# YOUR GOAL
Pull out every line in the items below that contains the string "Recueillir", and copy each one in full. Matches must have the same uppercase and lowercase letters.

# TASK INPUT
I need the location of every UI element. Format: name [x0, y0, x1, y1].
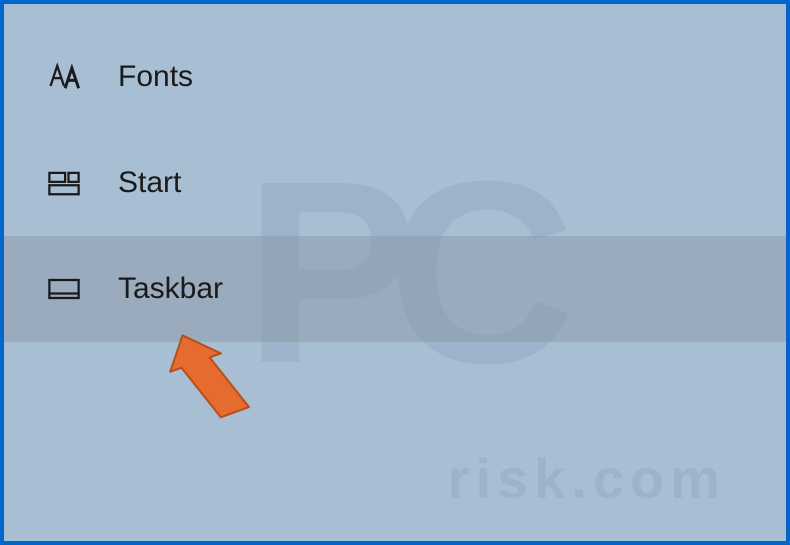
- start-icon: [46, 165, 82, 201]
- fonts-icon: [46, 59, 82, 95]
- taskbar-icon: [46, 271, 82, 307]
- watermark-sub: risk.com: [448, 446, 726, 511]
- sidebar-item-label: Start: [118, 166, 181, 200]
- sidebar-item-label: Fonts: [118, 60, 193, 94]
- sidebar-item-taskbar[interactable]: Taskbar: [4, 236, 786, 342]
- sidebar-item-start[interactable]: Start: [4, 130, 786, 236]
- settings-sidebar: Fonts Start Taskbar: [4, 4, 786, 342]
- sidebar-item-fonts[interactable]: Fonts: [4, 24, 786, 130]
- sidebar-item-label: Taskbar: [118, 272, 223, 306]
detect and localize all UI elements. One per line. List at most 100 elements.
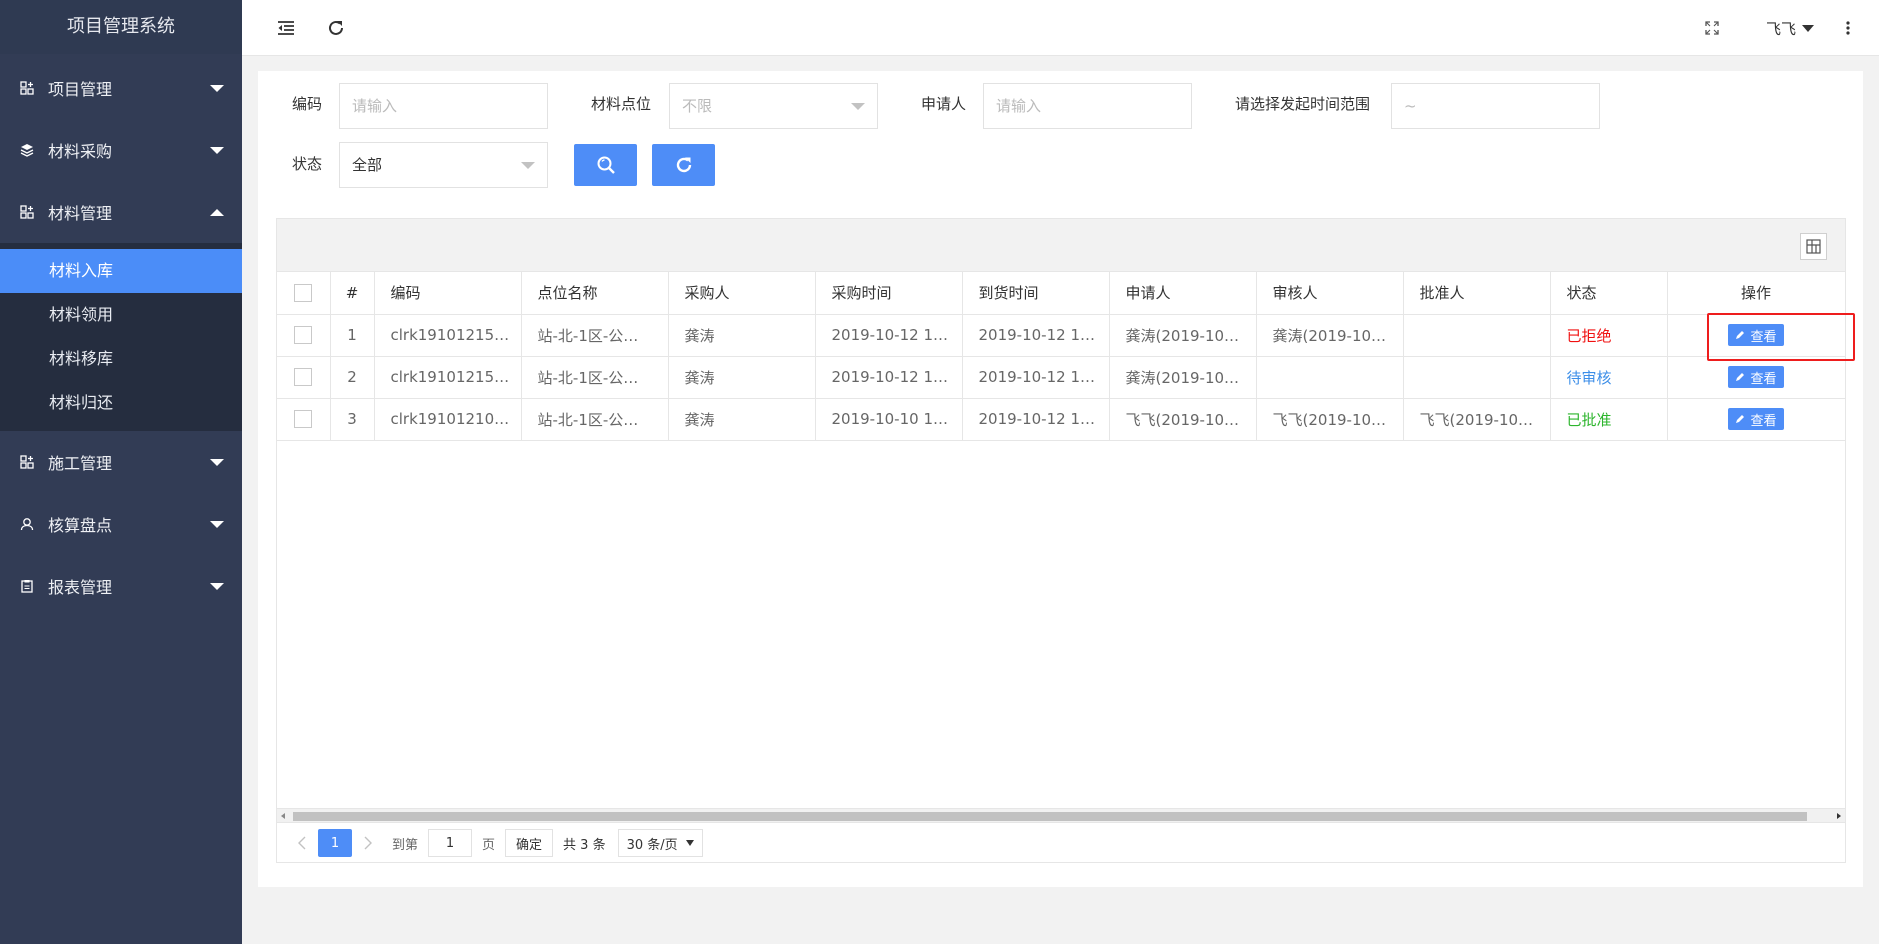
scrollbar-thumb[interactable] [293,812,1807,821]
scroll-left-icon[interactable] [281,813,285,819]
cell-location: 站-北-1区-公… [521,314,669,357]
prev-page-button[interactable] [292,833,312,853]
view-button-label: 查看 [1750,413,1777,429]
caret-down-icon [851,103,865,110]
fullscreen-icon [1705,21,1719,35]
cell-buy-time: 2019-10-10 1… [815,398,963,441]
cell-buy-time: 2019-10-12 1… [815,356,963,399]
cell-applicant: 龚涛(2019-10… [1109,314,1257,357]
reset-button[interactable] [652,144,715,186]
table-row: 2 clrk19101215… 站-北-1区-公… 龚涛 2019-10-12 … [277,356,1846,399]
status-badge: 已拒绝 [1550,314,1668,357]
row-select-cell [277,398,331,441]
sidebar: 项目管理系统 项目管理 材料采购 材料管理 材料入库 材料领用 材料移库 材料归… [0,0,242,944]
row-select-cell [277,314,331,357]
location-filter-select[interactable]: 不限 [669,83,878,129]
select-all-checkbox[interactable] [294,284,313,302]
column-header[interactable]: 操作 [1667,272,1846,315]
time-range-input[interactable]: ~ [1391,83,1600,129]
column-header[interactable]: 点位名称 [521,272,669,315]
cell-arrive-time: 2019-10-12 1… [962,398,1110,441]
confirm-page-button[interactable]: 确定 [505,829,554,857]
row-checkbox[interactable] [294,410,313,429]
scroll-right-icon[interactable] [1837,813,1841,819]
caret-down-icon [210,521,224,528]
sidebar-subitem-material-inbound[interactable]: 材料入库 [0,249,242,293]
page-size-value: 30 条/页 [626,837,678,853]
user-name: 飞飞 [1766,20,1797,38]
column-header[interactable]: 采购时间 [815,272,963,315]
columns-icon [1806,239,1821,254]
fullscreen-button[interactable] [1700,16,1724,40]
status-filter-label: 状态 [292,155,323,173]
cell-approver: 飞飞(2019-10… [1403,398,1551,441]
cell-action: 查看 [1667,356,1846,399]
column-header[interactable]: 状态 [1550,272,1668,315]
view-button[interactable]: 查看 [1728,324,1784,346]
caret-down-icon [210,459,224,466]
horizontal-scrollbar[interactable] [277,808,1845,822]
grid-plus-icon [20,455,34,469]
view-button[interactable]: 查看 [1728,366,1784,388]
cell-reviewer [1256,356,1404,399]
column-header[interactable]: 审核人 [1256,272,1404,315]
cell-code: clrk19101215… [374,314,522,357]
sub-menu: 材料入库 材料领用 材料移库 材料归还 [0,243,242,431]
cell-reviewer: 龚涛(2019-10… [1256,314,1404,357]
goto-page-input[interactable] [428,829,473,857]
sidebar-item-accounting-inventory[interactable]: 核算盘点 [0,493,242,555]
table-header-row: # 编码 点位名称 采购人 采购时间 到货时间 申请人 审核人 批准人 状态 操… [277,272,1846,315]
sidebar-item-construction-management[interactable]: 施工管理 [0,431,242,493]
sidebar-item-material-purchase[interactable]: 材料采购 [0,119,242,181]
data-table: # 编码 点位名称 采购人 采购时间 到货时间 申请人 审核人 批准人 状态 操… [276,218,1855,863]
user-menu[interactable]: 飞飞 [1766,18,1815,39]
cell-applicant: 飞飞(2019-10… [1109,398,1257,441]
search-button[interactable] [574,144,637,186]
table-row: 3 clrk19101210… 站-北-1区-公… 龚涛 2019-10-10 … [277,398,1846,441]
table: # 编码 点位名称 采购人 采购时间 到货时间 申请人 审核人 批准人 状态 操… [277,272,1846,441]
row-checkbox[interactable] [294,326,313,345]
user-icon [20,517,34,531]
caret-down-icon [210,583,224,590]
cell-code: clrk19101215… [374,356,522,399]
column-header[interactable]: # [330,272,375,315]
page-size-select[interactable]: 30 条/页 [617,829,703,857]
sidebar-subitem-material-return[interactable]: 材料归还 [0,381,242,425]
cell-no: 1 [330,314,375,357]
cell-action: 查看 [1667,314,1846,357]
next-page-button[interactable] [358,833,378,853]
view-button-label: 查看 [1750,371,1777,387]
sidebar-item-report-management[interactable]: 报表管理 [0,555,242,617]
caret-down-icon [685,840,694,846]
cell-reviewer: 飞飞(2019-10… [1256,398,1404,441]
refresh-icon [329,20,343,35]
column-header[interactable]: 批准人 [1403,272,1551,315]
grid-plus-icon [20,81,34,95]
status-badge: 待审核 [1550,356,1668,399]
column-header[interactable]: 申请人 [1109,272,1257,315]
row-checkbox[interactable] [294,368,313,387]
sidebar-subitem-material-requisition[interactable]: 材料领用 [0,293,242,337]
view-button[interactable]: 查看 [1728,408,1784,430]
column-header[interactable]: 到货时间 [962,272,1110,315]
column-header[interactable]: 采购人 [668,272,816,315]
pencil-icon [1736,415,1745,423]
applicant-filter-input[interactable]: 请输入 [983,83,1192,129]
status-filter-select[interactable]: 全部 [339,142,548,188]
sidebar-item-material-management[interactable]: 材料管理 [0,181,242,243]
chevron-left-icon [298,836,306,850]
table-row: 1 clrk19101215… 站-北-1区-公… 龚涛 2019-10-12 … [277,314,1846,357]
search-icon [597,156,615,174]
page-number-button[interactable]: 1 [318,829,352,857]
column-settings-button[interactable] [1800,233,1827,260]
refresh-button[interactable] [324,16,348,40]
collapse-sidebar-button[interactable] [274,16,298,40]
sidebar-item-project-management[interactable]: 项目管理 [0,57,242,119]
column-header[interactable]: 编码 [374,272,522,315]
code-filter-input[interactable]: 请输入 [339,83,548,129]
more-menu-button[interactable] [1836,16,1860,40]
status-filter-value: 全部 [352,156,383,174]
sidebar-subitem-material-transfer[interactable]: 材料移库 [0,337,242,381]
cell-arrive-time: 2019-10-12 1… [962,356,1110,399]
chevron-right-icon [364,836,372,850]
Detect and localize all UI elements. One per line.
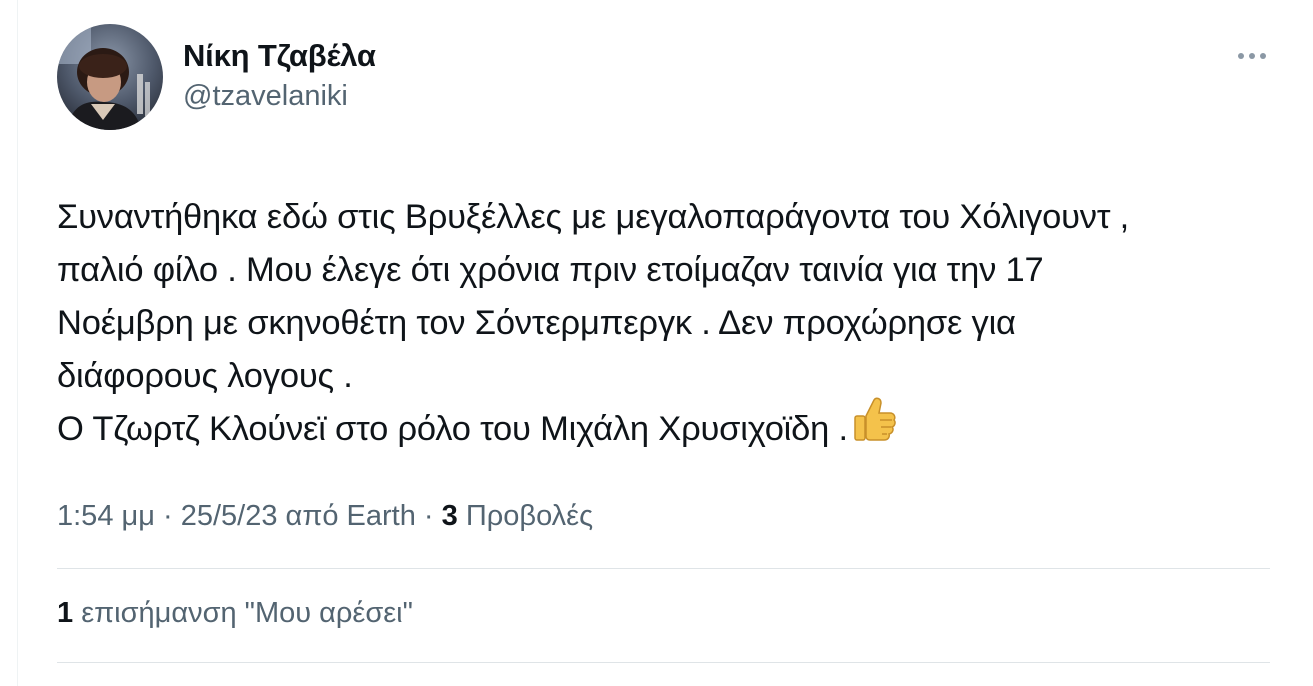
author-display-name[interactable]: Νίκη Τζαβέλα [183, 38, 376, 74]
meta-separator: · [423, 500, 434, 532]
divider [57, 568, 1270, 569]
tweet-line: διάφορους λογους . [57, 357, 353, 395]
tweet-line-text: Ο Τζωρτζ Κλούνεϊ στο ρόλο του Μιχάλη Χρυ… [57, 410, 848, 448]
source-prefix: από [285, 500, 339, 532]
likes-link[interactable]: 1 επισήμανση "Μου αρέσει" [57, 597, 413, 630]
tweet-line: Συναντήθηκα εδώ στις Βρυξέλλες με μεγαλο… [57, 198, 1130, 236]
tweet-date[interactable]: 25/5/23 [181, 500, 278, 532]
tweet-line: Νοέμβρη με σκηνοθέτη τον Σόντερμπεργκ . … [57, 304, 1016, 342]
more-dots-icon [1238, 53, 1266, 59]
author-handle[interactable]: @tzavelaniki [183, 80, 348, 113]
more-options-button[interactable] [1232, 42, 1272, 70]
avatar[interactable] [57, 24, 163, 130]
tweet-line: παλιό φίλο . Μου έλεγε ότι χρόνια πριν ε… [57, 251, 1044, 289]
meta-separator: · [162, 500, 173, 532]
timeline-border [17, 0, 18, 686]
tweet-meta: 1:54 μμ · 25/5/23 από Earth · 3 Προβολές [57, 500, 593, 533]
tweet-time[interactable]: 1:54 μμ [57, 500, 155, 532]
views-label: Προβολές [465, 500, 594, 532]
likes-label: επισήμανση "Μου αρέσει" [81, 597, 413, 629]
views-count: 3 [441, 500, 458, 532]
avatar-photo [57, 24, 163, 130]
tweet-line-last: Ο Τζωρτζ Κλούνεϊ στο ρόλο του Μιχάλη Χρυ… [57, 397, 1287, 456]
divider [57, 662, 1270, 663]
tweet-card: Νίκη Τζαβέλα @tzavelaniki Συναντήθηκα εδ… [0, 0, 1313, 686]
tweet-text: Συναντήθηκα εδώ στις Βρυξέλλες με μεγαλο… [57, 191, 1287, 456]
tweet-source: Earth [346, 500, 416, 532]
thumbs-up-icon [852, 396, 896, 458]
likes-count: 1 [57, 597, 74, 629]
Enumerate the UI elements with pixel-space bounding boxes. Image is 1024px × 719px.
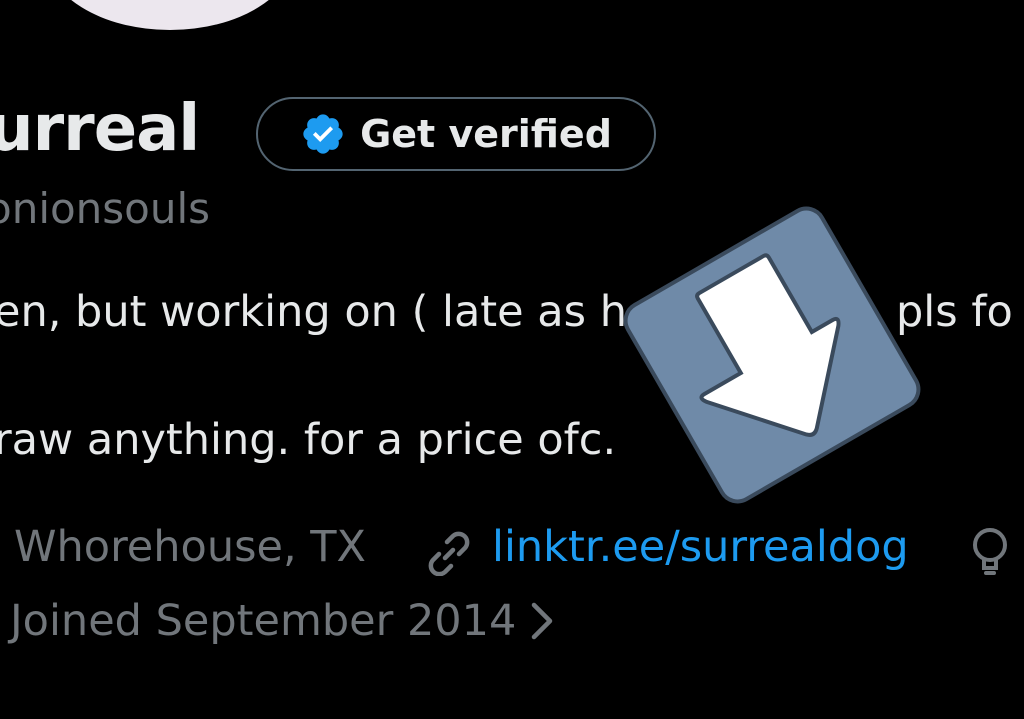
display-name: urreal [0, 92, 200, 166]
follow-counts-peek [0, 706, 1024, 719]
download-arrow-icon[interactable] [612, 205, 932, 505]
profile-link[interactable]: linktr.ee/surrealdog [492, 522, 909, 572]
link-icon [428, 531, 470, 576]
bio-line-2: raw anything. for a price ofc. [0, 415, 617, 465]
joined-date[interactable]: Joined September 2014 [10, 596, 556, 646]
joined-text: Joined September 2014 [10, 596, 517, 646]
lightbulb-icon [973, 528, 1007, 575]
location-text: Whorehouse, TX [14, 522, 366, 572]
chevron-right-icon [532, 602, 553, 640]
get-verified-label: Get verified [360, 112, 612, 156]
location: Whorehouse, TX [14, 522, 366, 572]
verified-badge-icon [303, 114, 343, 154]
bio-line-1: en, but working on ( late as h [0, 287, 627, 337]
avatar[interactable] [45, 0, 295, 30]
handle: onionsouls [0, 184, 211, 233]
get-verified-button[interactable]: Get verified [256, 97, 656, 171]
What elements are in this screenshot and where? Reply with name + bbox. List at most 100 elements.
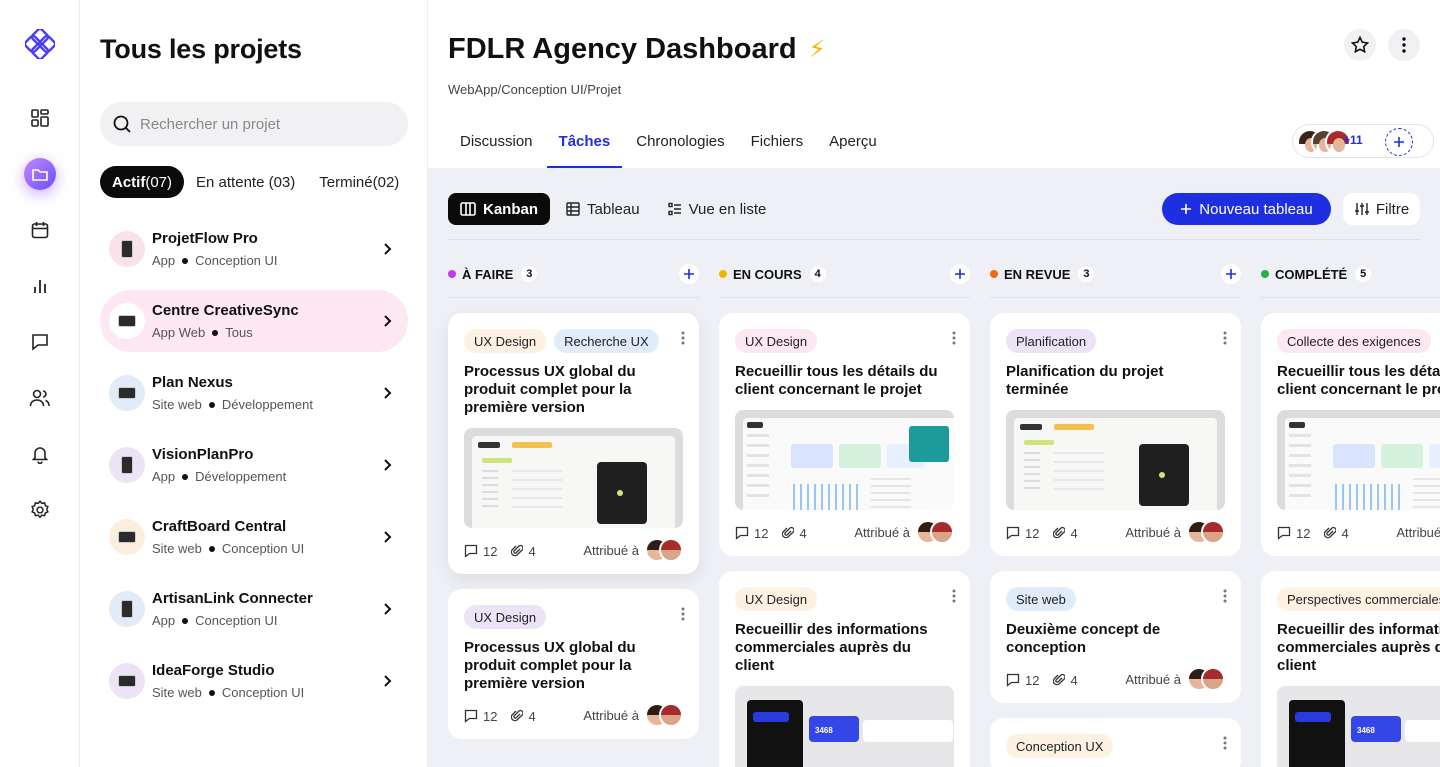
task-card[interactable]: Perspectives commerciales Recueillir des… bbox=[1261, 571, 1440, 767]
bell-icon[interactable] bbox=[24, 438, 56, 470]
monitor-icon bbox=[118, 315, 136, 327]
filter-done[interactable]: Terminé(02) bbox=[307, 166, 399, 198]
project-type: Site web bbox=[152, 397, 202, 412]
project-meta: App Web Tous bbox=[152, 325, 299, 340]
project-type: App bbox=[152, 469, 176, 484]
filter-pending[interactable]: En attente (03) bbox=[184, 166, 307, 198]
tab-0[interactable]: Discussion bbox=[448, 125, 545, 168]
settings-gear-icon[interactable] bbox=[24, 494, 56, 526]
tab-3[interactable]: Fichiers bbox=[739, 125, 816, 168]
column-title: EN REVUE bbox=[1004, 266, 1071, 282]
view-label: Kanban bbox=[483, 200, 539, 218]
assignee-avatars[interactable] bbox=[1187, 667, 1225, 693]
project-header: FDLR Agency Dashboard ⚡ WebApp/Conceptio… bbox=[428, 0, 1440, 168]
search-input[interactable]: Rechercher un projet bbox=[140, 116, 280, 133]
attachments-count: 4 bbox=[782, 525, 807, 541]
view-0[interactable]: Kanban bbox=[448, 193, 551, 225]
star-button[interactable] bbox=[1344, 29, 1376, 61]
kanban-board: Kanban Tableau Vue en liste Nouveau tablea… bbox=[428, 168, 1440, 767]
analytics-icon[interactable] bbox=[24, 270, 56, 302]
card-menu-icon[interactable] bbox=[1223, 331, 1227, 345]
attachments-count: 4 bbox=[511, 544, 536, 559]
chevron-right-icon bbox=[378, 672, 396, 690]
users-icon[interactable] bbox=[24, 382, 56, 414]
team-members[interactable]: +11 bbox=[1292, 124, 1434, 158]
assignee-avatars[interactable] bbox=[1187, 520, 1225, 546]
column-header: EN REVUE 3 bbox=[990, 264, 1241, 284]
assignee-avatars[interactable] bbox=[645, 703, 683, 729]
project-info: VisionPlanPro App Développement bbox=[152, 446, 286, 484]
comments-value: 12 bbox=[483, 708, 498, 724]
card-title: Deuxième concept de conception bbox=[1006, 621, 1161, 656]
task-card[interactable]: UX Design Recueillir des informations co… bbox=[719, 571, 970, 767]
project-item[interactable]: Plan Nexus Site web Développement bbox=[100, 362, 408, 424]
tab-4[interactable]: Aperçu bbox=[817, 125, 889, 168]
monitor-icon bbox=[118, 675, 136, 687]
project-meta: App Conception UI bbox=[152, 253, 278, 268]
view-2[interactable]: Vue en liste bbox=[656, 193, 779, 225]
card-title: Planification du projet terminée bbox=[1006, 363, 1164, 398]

# SOLUTION TO THIS EXERCISE
task-card[interactable]: Perspectives commerciales Recueillir des… bbox=[1261, 571, 1440, 767]
task-card[interactable]: UX Design Recueillir des informations co… bbox=[719, 571, 970, 767]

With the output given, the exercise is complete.